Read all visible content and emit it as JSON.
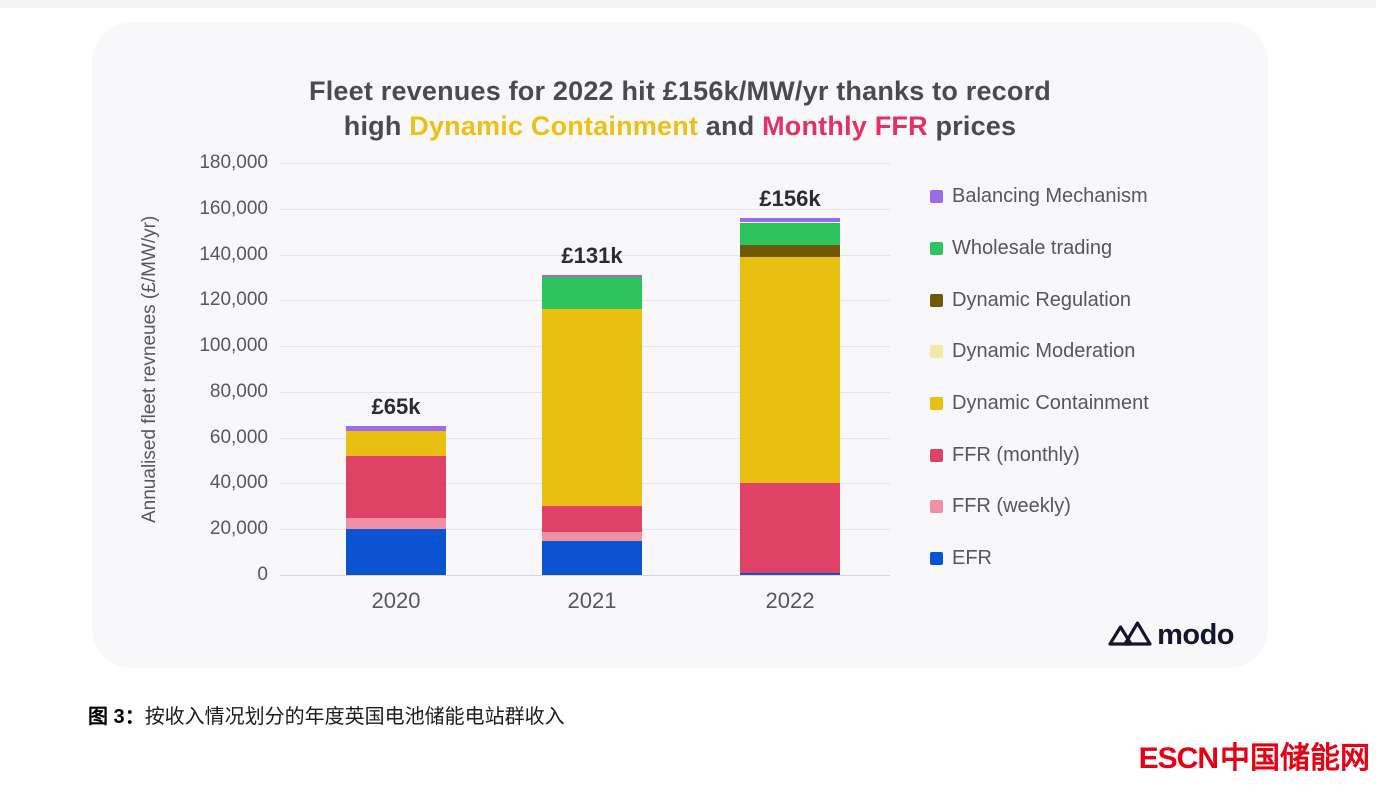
{
  "page": {
    "background": "#ffffff",
    "top_strip_color": "#f3f3f5",
    "card_background": "#f8f8fa"
  },
  "header": {
    "line1": "Fleet revenues for 2022 hit £156k/MW/yr thanks to record",
    "line2_parts": [
      {
        "text": "high ",
        "color": "#4b4b4e"
      },
      {
        "text": "Dynamic Containment",
        "color": "#ecc113"
      },
      {
        "text": " and ",
        "color": "#4b4b4e"
      },
      {
        "text": "Monthly FFR",
        "color": "#e3325f"
      },
      {
        "text": " prices",
        "color": "#4b4b4e"
      }
    ],
    "text_color": "#4b4b4e"
  },
  "chart_data": {
    "type": "bar",
    "stacked": true,
    "title": "Fleet revenues for 2022 hit £156k/MW/yr thanks to record high Dynamic Containment and Monthly FFR prices",
    "categories": [
      "2020",
      "2021",
      "2022"
    ],
    "series": [
      {
        "name": "EFR",
        "color": "#0b53d0",
        "values": [
          20000,
          15000,
          1000
        ]
      },
      {
        "name": "FFR (weekly)",
        "color": "#ef91a3",
        "values": [
          5000,
          4000,
          0
        ]
      },
      {
        "name": "FFR (monthly)",
        "color": "#e04167",
        "values": [
          27000,
          11000,
          39000
        ]
      },
      {
        "name": "Dynamic Containment",
        "color": "#e9c011",
        "values": [
          11000,
          86000,
          99000
        ]
      },
      {
        "name": "Dynamic Moderation",
        "color": "#f5e9a8",
        "values": [
          0,
          0,
          0
        ]
      },
      {
        "name": "Dynamic Regulation",
        "color": "#6f5808",
        "values": [
          0,
          0,
          5000
        ]
      },
      {
        "name": "Wholesale trading",
        "color": "#2dc45d",
        "values": [
          0,
          14000,
          10000
        ]
      },
      {
        "name": "Balancing Mechanism",
        "color": "#9b6ce8",
        "values": [
          2000,
          1000,
          2000
        ]
      }
    ],
    "bar_totals": [
      "£65k",
      "£131k",
      "£156k"
    ],
    "totals_by_year": {
      "2020": 65000,
      "2021": 131000,
      "2022": 156000
    },
    "ylabel": "Annualised fleet revneues (£/MW/yr)",
    "ylim": [
      0,
      180000
    ],
    "ytick_step": 20000,
    "ytick_labels": [
      "0",
      "20,000",
      "40,000",
      "60,000",
      "80,000",
      "100,000",
      "120,000",
      "140,000",
      "160,000",
      "180,000"
    ],
    "grid": "horizontal",
    "legend_position": "right",
    "legend_order_top_to_bottom": [
      "Balancing Mechanism",
      "Wholesale trading",
      "Dynamic Regulation",
      "Dynamic Moderation",
      "Dynamic Containment",
      "FFR (monthly)",
      "FFR (weekly)",
      "EFR"
    ]
  },
  "branding": {
    "modo_text": "modo",
    "modo_color": "#15152e",
    "escn_latin": "ESCN",
    "escn_cn": "中国储能网",
    "escn_color": "#e60113"
  },
  "caption": {
    "figure_label": "图 3",
    "separator": "：",
    "text": "按收入情况划分的年度英国电池储能电站群收入"
  }
}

- **Task objective**:
Restate the data above exactly, stripping out each image.

- **Solution below**:
Read all visible content and emit it as JSON.
{
  "page": {
    "background": "#ffffff",
    "top_strip_color": "#f3f3f5",
    "card_background": "#f8f8fa"
  },
  "header": {
    "line1": "Fleet revenues for 2022 hit £156k/MW/yr thanks to record",
    "line2_parts": [
      {
        "text": "high ",
        "color": "#4b4b4e"
      },
      {
        "text": "Dynamic Containment",
        "color": "#ecc113"
      },
      {
        "text": " and ",
        "color": "#4b4b4e"
      },
      {
        "text": "Monthly FFR",
        "color": "#e3325f"
      },
      {
        "text": " prices",
        "color": "#4b4b4e"
      }
    ],
    "text_color": "#4b4b4e"
  },
  "chart_data": {
    "type": "bar",
    "stacked": true,
    "title": "Fleet revenues for 2022 hit £156k/MW/yr thanks to record high Dynamic Containment and Monthly FFR prices",
    "categories": [
      "2020",
      "2021",
      "2022"
    ],
    "series": [
      {
        "name": "EFR",
        "color": "#0b53d0",
        "values": [
          20000,
          15000,
          1000
        ]
      },
      {
        "name": "FFR (weekly)",
        "color": "#ef91a3",
        "values": [
          5000,
          4000,
          0
        ]
      },
      {
        "name": "FFR (monthly)",
        "color": "#e04167",
        "values": [
          27000,
          11000,
          39000
        ]
      },
      {
        "name": "Dynamic Containment",
        "color": "#e9c011",
        "values": [
          11000,
          86000,
          99000
        ]
      },
      {
        "name": "Dynamic Moderation",
        "color": "#f5e9a8",
        "values": [
          0,
          0,
          0
        ]
      },
      {
        "name": "Dynamic Regulation",
        "color": "#6f5808",
        "values": [
          0,
          0,
          5000
        ]
      },
      {
        "name": "Wholesale trading",
        "color": "#2dc45d",
        "values": [
          0,
          14000,
          10000
        ]
      },
      {
        "name": "Balancing Mechanism",
        "color": "#9b6ce8",
        "values": [
          2000,
          1000,
          2000
        ]
      }
    ],
    "bar_totals": [
      "£65k",
      "£131k",
      "£156k"
    ],
    "totals_by_year": {
      "2020": 65000,
      "2021": 131000,
      "2022": 156000
    },
    "ylabel": "Annualised fleet revneues (£/MW/yr)",
    "ylim": [
      0,
      180000
    ],
    "ytick_step": 20000,
    "ytick_labels": [
      "0",
      "20,000",
      "40,000",
      "60,000",
      "80,000",
      "100,000",
      "120,000",
      "140,000",
      "160,000",
      "180,000"
    ],
    "grid": "horizontal",
    "legend_position": "right",
    "legend_order_top_to_bottom": [
      "Balancing Mechanism",
      "Wholesale trading",
      "Dynamic Regulation",
      "Dynamic Moderation",
      "Dynamic Containment",
      "FFR (monthly)",
      "FFR (weekly)",
      "EFR"
    ]
  },
  "branding": {
    "modo_text": "modo",
    "modo_color": "#15152e",
    "escn_latin": "ESCN",
    "escn_cn": "中国储能网",
    "escn_color": "#e60113"
  },
  "caption": {
    "figure_label": "图 3",
    "separator": "：",
    "text": "按收入情况划分的年度英国电池储能电站群收入"
  }
}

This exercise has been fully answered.